>>>

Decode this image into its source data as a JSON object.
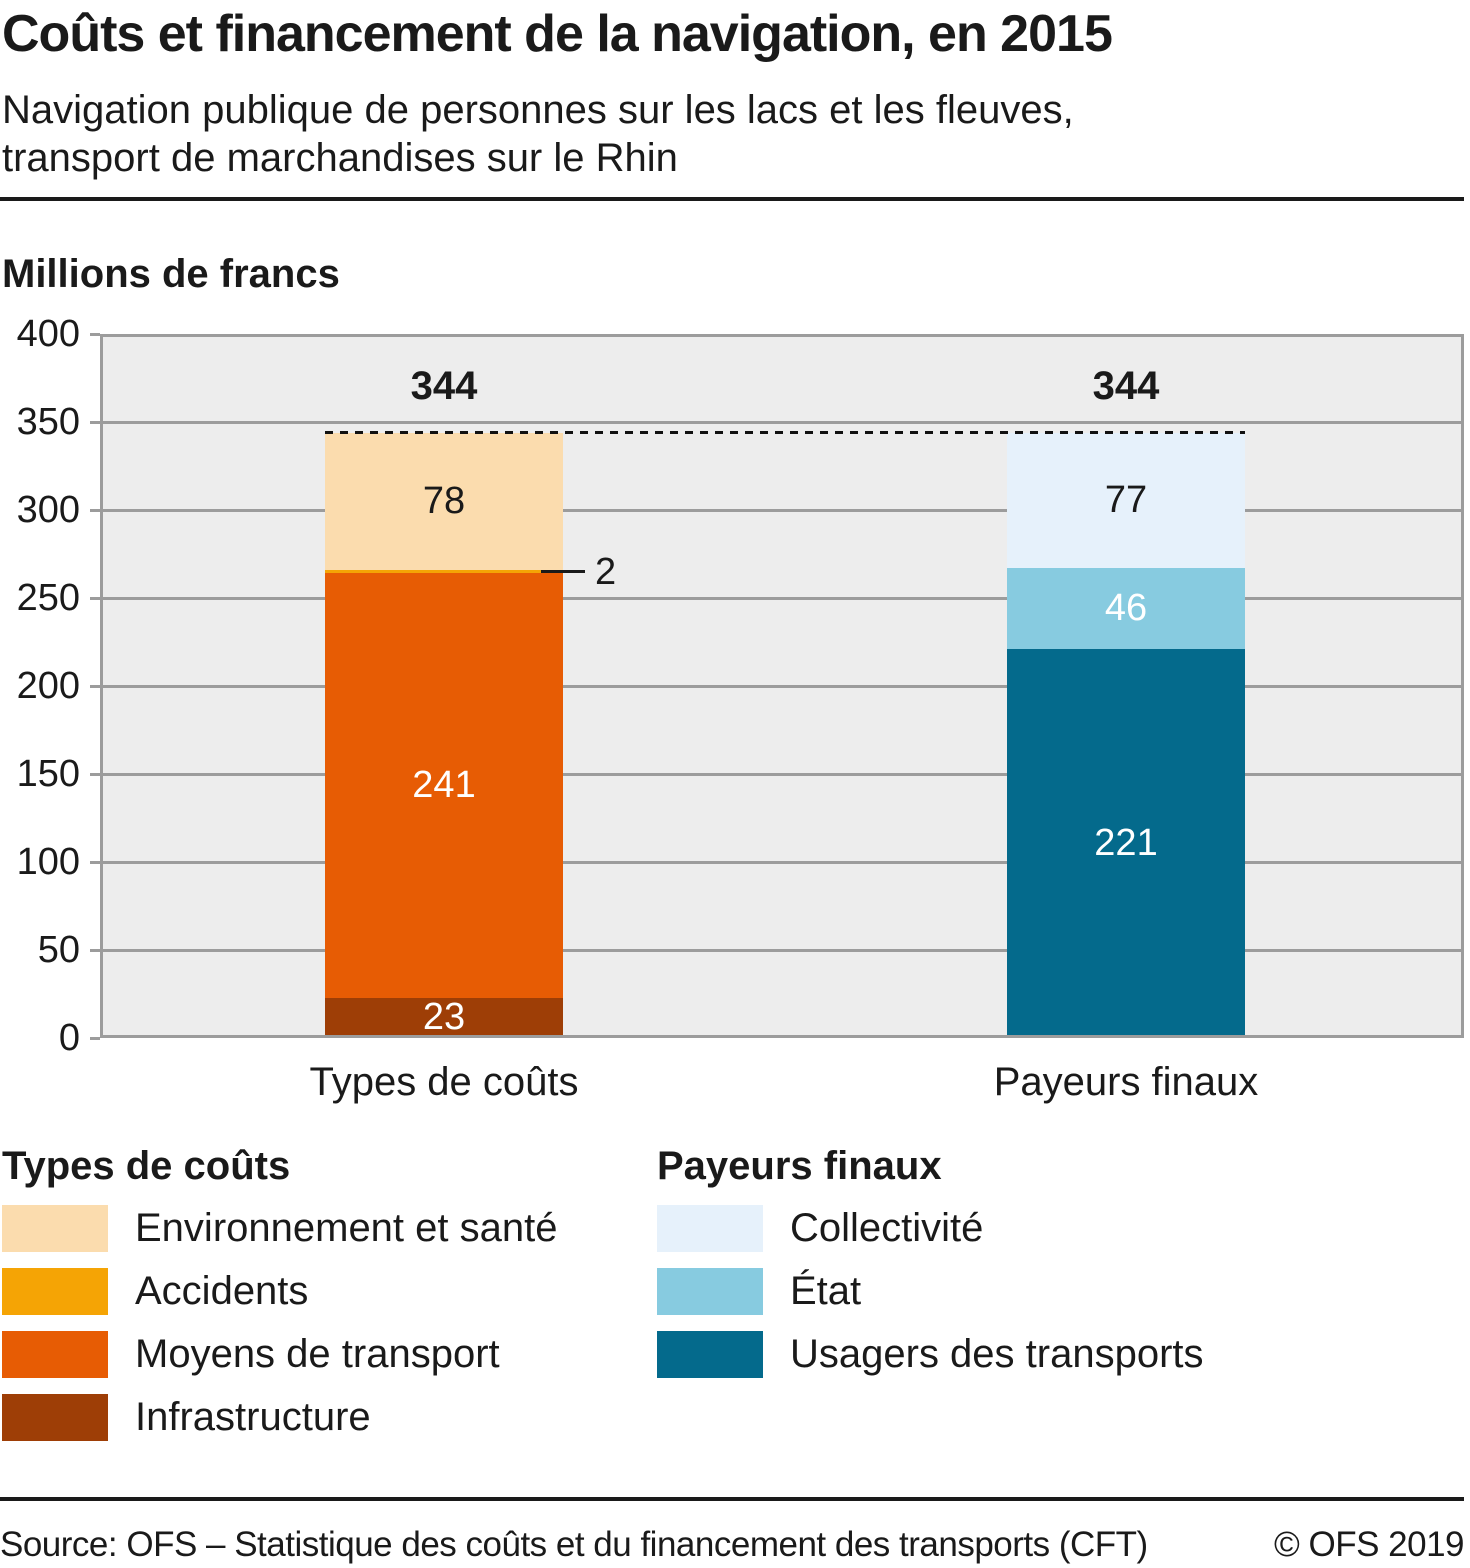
{
  "header": {
    "title": "Coûts et financement de la navigation, en 2015",
    "subtitle_line1": "Navigation publique de personnes sur les lacs et les fleuves,",
    "subtitle_line2": "transport de marchandises sur le Rhin"
  },
  "chart_data": {
    "type": "bar",
    "stacked": true,
    "unit_label": "Millions de francs",
    "ylim": [
      0,
      400
    ],
    "yticks": [
      0,
      50,
      100,
      150,
      200,
      250,
      300,
      350,
      400
    ],
    "grid": true,
    "legend_position": "bottom",
    "total_reference": {
      "value": 344,
      "style": "dotted"
    },
    "categories": [
      "Types de coûts",
      "Payeurs finaux"
    ],
    "bars": [
      {
        "category": "Types de coûts",
        "total": 344,
        "segments": [
          {
            "name": "Infrastructure",
            "value": 23,
            "color": "#9e3e06",
            "label_color": "#ffffff",
            "label_placement": "inside"
          },
          {
            "name": "Moyens de transport",
            "value": 241,
            "color": "#e75c04",
            "label_color": "#ffffff",
            "label_placement": "inside"
          },
          {
            "name": "Accidents",
            "value": 2,
            "color": "#f5a405",
            "label_color": "#1a1a1a",
            "label_placement": "callout"
          },
          {
            "name": "Environnement et santé",
            "value": 78,
            "color": "#fbdcae",
            "label_color": "#1a1a1a",
            "label_placement": "inside"
          }
        ]
      },
      {
        "category": "Payeurs finaux",
        "total": 344,
        "segments": [
          {
            "name": "Usagers des transports",
            "value": 221,
            "color": "#046a8c",
            "label_color": "#ffffff",
            "label_placement": "inside"
          },
          {
            "name": "État",
            "value": 46,
            "color": "#87cbe0",
            "label_color": "#ffffff",
            "label_placement": "inside"
          },
          {
            "name": "Collectivité",
            "value": 77,
            "color": "#e6f1fb",
            "label_color": "#1a1a1a",
            "label_placement": "inside"
          }
        ]
      }
    ]
  },
  "legend": {
    "columns": [
      {
        "heading": "Types de coûts",
        "items": [
          {
            "label": "Environnement et santé",
            "color": "#fbdcae"
          },
          {
            "label": "Accidents",
            "color": "#f5a405"
          },
          {
            "label": "Moyens de transport",
            "color": "#e75c04"
          },
          {
            "label": "Infrastructure",
            "color": "#9e3e06"
          }
        ]
      },
      {
        "heading": "Payeurs finaux",
        "items": [
          {
            "label": "Collectivité",
            "color": "#e6f1fb"
          },
          {
            "label": "État",
            "color": "#87cbe0"
          },
          {
            "label": "Usagers des transports",
            "color": "#046a8c"
          }
        ]
      }
    ]
  },
  "footer": {
    "source": "Source: OFS – Statistique des coûts et du financement des transports (CFT)",
    "copyright": "© OFS 2019"
  },
  "colors": {
    "text": "#1a1a1a",
    "plot_background": "#ededed",
    "grid_line": "#9c9c9c",
    "reference_line": "#111111"
  }
}
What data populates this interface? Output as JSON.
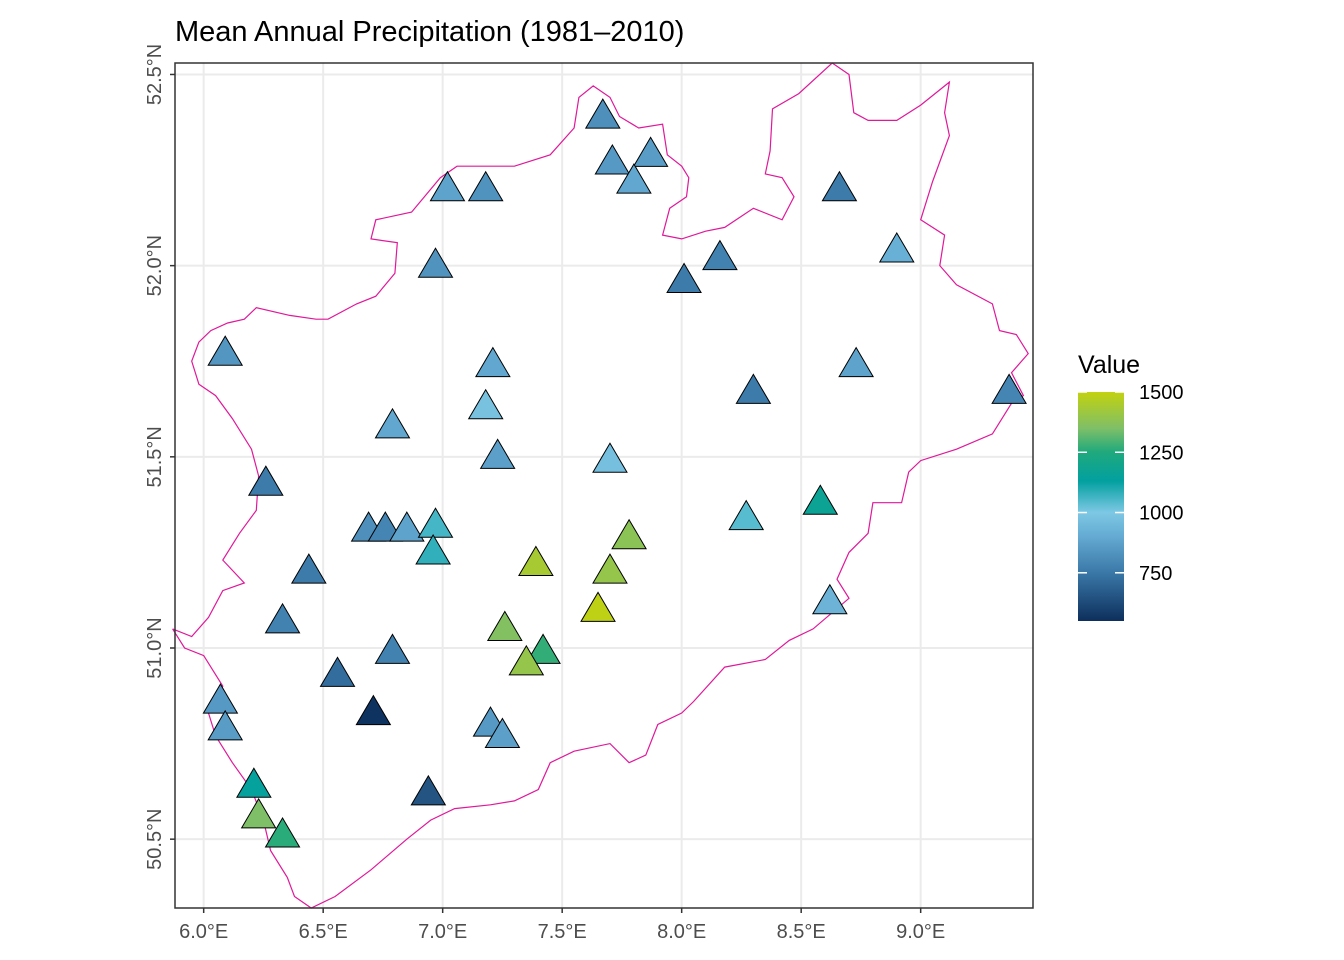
{
  "chart_data": {
    "type": "scatter",
    "title": "Mean Annual Precipitation (1981–2010)",
    "xlabel": "",
    "ylabel": "",
    "xlim": [
      5.88,
      9.47
    ],
    "ylim": [
      50.32,
      52.53
    ],
    "grid": true,
    "x_ticks": [
      6.0,
      6.5,
      7.0,
      7.5,
      8.0,
      8.5,
      9.0
    ],
    "x_tick_labels": [
      "6.0°E",
      "6.5°E",
      "7.0°E",
      "7.5°E",
      "8.0°E",
      "8.5°E",
      "9.0°E"
    ],
    "y_ticks": [
      50.5,
      51.0,
      51.5,
      52.0,
      52.5
    ],
    "y_tick_labels": [
      "50.5°N",
      "51.0°N",
      "51.5°N",
      "52.0°N",
      "52.5°N"
    ],
    "marker": "triangle",
    "boundary_color": "#e0189a",
    "legend": {
      "title": "Value",
      "placement": "right",
      "range": [
        550,
        1500
      ],
      "breaks": [
        750,
        1000,
        1250,
        1500
      ],
      "break_labels": [
        "750",
        "1000",
        "1250",
        "1500"
      ],
      "colors": [
        {
          "v": 550,
          "c": "#0d2f5c"
        },
        {
          "v": 750,
          "c": "#3a78a8"
        },
        {
          "v": 900,
          "c": "#64aad2"
        },
        {
          "v": 1000,
          "c": "#7dc8e4"
        },
        {
          "v": 1130,
          "c": "#02a0a0"
        },
        {
          "v": 1250,
          "c": "#1fa97c"
        },
        {
          "v": 1350,
          "c": "#7fbf68"
        },
        {
          "v": 1500,
          "c": "#c2d20f"
        }
      ]
    },
    "points": [
      {
        "lon": 7.67,
        "lat": 52.39,
        "value": 820
      },
      {
        "lon": 7.71,
        "lat": 52.27,
        "value": 850
      },
      {
        "lon": 7.87,
        "lat": 52.29,
        "value": 860
      },
      {
        "lon": 7.8,
        "lat": 52.22,
        "value": 890
      },
      {
        "lon": 7.02,
        "lat": 52.2,
        "value": 880
      },
      {
        "lon": 7.18,
        "lat": 52.2,
        "value": 830
      },
      {
        "lon": 8.66,
        "lat": 52.2,
        "value": 760
      },
      {
        "lon": 6.97,
        "lat": 52.0,
        "value": 830
      },
      {
        "lon": 8.9,
        "lat": 52.04,
        "value": 920
      },
      {
        "lon": 8.16,
        "lat": 52.02,
        "value": 780
      },
      {
        "lon": 8.01,
        "lat": 51.96,
        "value": 760
      },
      {
        "lon": 6.09,
        "lat": 51.77,
        "value": 840
      },
      {
        "lon": 7.21,
        "lat": 51.74,
        "value": 890
      },
      {
        "lon": 8.73,
        "lat": 51.74,
        "value": 880
      },
      {
        "lon": 8.3,
        "lat": 51.67,
        "value": 760
      },
      {
        "lon": 9.37,
        "lat": 51.67,
        "value": 790
      },
      {
        "lon": 7.18,
        "lat": 51.63,
        "value": 980
      },
      {
        "lon": 6.79,
        "lat": 51.58,
        "value": 890
      },
      {
        "lon": 7.23,
        "lat": 51.5,
        "value": 870
      },
      {
        "lon": 7.7,
        "lat": 51.49,
        "value": 970
      },
      {
        "lon": 6.26,
        "lat": 51.43,
        "value": 760
      },
      {
        "lon": 8.58,
        "lat": 51.38,
        "value": 1170
      },
      {
        "lon": 8.27,
        "lat": 51.34,
        "value": 1040
      },
      {
        "lon": 6.69,
        "lat": 51.31,
        "value": 820
      },
      {
        "lon": 6.76,
        "lat": 51.31,
        "value": 790
      },
      {
        "lon": 6.85,
        "lat": 51.31,
        "value": 880
      },
      {
        "lon": 6.97,
        "lat": 51.32,
        "value": 1060
      },
      {
        "lon": 6.96,
        "lat": 51.25,
        "value": 1080
      },
      {
        "lon": 7.78,
        "lat": 51.29,
        "value": 1380
      },
      {
        "lon": 7.39,
        "lat": 51.22,
        "value": 1440
      },
      {
        "lon": 7.7,
        "lat": 51.2,
        "value": 1400
      },
      {
        "lon": 6.44,
        "lat": 51.2,
        "value": 760
      },
      {
        "lon": 7.65,
        "lat": 51.1,
        "value": 1490
      },
      {
        "lon": 8.62,
        "lat": 51.12,
        "value": 930
      },
      {
        "lon": 6.33,
        "lat": 51.07,
        "value": 780
      },
      {
        "lon": 7.26,
        "lat": 51.05,
        "value": 1360
      },
      {
        "lon": 6.79,
        "lat": 50.99,
        "value": 780
      },
      {
        "lon": 7.42,
        "lat": 50.99,
        "value": 1270
      },
      {
        "lon": 7.35,
        "lat": 50.96,
        "value": 1400
      },
      {
        "lon": 6.56,
        "lat": 50.93,
        "value": 720
      },
      {
        "lon": 6.07,
        "lat": 50.86,
        "value": 850
      },
      {
        "lon": 6.71,
        "lat": 50.83,
        "value": 560
      },
      {
        "lon": 7.2,
        "lat": 50.8,
        "value": 850
      },
      {
        "lon": 7.25,
        "lat": 50.77,
        "value": 870
      },
      {
        "lon": 6.09,
        "lat": 50.79,
        "value": 860
      },
      {
        "lon": 6.21,
        "lat": 50.64,
        "value": 1140
      },
      {
        "lon": 6.94,
        "lat": 50.62,
        "value": 650
      },
      {
        "lon": 6.23,
        "lat": 50.56,
        "value": 1350
      },
      {
        "lon": 6.33,
        "lat": 50.51,
        "value": 1260
      }
    ]
  }
}
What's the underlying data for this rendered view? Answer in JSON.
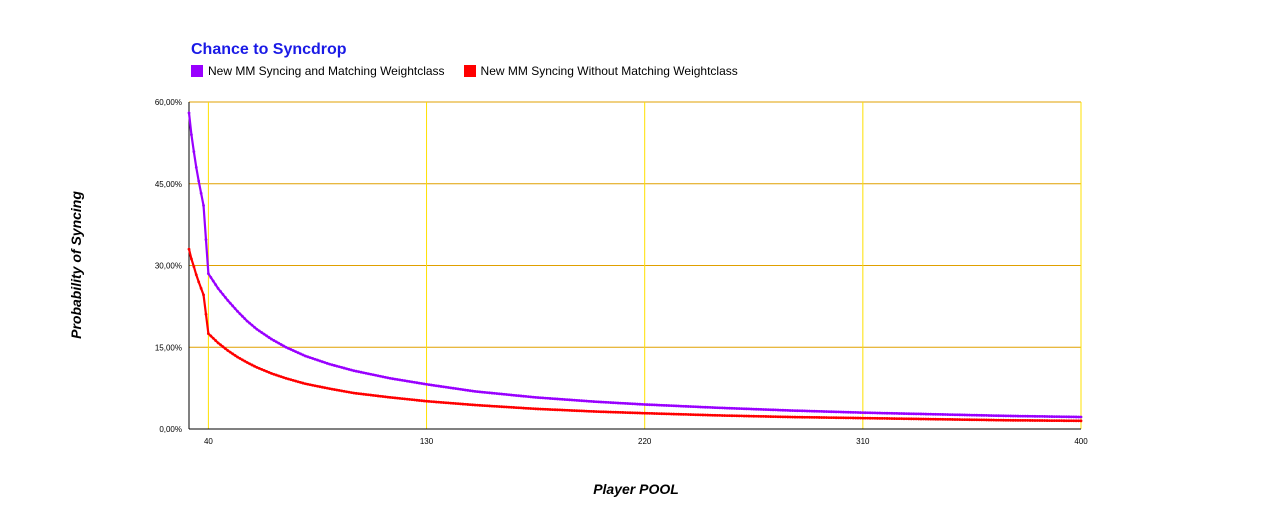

<<<

> [Task] Collect the lines of the data that carry the word "JSON".

> [Reply]
Decode this image into its source data as a JSON object.
What data populates this interface? Output as JSON.
What's the underlying data for this rendered view? Answer in JSON.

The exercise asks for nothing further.